Saved entries
^^^^^^^^^^^^^^^^

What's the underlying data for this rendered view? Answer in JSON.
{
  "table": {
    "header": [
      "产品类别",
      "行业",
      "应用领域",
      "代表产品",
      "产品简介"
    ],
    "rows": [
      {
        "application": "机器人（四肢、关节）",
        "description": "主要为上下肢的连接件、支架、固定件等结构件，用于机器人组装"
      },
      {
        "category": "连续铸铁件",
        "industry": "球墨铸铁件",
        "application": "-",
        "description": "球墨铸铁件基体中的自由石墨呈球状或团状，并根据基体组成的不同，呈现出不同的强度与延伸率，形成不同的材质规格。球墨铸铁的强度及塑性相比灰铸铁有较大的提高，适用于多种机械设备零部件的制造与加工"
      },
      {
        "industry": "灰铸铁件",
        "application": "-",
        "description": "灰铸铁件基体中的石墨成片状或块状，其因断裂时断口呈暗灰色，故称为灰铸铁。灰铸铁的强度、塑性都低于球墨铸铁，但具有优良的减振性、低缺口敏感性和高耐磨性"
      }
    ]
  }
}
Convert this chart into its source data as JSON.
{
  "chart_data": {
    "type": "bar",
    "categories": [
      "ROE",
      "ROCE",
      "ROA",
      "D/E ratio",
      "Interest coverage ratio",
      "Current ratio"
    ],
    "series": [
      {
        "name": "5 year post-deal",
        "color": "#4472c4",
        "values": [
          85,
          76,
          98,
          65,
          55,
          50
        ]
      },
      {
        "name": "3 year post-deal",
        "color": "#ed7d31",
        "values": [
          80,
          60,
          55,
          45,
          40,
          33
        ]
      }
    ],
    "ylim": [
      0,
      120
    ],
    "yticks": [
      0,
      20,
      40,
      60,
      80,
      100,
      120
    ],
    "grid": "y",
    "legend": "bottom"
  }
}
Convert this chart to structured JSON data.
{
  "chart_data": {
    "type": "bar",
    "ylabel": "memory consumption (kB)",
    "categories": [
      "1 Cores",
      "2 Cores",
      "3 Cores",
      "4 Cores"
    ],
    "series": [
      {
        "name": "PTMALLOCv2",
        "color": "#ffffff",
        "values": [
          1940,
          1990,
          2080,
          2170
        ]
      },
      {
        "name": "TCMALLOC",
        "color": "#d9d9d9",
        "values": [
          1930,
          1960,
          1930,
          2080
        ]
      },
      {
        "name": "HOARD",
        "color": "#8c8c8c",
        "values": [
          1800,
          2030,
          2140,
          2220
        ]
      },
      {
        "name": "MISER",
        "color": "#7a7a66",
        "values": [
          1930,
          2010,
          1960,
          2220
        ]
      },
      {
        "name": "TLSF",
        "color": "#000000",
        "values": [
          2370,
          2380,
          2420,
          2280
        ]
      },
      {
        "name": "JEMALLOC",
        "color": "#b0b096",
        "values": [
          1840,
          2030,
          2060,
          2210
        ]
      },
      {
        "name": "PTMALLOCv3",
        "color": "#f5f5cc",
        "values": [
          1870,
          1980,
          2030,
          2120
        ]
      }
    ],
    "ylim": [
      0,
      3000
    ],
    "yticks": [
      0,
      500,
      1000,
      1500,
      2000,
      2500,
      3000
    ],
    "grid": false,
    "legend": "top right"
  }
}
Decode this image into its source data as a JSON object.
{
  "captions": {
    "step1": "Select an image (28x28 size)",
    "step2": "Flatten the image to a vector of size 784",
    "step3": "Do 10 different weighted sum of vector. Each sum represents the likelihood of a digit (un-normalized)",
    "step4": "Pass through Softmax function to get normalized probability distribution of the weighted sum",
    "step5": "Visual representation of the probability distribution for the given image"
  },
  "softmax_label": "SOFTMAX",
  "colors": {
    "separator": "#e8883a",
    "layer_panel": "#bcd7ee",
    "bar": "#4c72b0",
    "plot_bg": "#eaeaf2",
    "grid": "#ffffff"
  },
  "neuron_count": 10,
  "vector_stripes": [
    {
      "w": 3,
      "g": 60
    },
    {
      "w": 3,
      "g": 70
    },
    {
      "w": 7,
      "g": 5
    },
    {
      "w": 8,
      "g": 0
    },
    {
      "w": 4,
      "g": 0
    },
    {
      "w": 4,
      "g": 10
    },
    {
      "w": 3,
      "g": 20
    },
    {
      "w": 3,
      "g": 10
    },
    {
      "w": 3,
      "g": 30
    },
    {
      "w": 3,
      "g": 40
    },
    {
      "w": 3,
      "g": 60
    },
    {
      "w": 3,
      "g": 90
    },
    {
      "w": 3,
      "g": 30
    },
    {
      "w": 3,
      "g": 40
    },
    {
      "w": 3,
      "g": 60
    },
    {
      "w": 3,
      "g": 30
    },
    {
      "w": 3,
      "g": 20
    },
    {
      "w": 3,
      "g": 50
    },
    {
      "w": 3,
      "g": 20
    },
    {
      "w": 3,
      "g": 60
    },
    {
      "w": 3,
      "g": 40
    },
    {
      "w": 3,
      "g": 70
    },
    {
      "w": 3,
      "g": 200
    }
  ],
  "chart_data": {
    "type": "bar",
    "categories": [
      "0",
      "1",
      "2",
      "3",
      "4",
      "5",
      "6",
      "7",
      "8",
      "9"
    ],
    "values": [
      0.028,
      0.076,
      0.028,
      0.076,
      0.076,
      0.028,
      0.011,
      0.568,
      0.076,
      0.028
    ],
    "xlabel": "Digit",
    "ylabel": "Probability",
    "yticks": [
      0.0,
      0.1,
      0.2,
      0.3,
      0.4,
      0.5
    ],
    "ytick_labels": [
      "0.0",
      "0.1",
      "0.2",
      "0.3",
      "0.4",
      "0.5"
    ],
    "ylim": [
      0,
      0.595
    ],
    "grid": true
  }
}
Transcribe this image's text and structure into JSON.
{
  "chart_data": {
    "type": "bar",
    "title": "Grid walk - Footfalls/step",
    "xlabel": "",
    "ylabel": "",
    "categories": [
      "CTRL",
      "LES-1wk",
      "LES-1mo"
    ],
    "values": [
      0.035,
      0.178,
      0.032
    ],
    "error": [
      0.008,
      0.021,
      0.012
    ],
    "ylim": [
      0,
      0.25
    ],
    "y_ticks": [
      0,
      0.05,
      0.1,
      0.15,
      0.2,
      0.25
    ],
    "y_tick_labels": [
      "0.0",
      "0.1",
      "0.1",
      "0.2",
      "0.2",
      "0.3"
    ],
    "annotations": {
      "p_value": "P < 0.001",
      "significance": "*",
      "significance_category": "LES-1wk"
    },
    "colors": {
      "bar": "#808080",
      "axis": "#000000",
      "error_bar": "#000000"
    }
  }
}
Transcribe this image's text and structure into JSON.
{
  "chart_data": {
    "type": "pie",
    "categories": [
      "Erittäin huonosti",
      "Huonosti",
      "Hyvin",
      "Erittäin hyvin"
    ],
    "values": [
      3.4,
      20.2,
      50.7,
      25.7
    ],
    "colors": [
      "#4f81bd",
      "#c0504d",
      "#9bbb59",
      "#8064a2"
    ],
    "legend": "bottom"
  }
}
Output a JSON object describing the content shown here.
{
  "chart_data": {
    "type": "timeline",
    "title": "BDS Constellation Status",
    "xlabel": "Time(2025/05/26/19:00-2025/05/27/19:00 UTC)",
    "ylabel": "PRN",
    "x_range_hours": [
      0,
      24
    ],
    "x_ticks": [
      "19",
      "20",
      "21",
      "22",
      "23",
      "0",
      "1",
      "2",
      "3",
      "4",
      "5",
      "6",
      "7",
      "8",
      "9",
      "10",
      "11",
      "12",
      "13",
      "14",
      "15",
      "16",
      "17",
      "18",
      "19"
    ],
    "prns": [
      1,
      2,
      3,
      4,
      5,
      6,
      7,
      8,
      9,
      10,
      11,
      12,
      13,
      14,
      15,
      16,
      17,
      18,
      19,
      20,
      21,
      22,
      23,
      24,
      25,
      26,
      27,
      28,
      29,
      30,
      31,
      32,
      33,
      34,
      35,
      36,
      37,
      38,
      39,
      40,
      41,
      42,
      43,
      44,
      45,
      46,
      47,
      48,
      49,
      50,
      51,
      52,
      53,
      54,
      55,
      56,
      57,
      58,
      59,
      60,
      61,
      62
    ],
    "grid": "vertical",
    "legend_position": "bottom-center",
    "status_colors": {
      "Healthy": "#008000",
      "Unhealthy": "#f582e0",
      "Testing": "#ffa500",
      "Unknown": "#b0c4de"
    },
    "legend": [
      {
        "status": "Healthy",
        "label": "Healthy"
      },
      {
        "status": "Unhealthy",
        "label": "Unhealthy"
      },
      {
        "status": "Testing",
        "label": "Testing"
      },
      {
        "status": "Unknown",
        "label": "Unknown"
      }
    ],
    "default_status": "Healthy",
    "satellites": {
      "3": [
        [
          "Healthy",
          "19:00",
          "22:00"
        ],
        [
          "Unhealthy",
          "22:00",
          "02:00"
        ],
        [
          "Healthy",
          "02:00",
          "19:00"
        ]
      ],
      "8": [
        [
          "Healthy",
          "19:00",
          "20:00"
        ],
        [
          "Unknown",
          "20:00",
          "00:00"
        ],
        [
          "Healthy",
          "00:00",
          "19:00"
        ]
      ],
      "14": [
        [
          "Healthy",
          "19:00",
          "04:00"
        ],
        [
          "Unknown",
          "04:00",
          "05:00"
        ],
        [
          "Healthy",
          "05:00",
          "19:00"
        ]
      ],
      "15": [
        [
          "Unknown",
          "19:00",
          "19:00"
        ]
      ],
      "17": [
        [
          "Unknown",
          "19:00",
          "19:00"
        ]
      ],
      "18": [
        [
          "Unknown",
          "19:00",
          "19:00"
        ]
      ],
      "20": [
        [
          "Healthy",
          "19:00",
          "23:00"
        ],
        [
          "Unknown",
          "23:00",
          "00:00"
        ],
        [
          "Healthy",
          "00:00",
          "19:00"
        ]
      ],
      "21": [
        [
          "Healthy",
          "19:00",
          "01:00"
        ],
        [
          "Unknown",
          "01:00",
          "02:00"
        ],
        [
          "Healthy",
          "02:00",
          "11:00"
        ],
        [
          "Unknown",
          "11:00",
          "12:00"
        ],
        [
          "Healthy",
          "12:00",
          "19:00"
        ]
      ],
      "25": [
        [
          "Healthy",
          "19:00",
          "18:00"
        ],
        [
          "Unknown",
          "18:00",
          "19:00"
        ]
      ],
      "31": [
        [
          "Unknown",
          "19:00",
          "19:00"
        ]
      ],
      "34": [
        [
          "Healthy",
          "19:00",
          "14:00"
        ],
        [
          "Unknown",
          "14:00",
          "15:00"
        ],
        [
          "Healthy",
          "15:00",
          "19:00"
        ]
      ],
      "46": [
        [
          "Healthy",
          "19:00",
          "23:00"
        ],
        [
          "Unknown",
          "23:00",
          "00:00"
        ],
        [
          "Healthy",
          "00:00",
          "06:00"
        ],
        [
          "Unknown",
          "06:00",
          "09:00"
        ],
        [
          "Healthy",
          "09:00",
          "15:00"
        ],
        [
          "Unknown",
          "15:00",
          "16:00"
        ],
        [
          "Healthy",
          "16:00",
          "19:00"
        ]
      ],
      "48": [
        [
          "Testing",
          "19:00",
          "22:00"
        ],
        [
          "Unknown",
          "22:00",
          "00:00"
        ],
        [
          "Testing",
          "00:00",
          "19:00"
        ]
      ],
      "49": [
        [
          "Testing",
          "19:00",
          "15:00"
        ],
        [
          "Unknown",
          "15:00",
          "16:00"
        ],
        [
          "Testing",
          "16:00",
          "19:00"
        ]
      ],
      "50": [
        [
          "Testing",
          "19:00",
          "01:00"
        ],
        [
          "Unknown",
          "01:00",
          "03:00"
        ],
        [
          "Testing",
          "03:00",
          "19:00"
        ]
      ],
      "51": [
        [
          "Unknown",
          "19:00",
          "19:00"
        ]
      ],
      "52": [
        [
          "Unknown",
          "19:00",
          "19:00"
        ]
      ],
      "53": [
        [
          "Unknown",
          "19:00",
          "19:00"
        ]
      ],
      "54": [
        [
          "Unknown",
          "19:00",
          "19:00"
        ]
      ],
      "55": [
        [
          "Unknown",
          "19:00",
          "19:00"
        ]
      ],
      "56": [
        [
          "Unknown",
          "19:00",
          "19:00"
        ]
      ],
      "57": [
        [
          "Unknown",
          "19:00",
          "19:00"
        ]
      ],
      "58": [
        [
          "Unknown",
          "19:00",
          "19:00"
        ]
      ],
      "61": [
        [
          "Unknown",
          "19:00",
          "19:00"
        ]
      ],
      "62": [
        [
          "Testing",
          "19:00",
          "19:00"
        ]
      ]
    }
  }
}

^^^^^^^^^^^^^^^^

§ **EXERCISE DIRECTIONS**
Copy out every line of the listing that contains the string "name".

§ **EXERCISE RESPONSE**
        "name": "5 year post-deal",
        "name": "3 year post-deal",
        "name": "PTMALLOCv2",
        "name": "TCMALLOC",
        "name": "HOARD",
        "name": "MISER",
        "name": "TLSF",
        "name": "JEMALLOC",
        "name": "PTMALLOCv3",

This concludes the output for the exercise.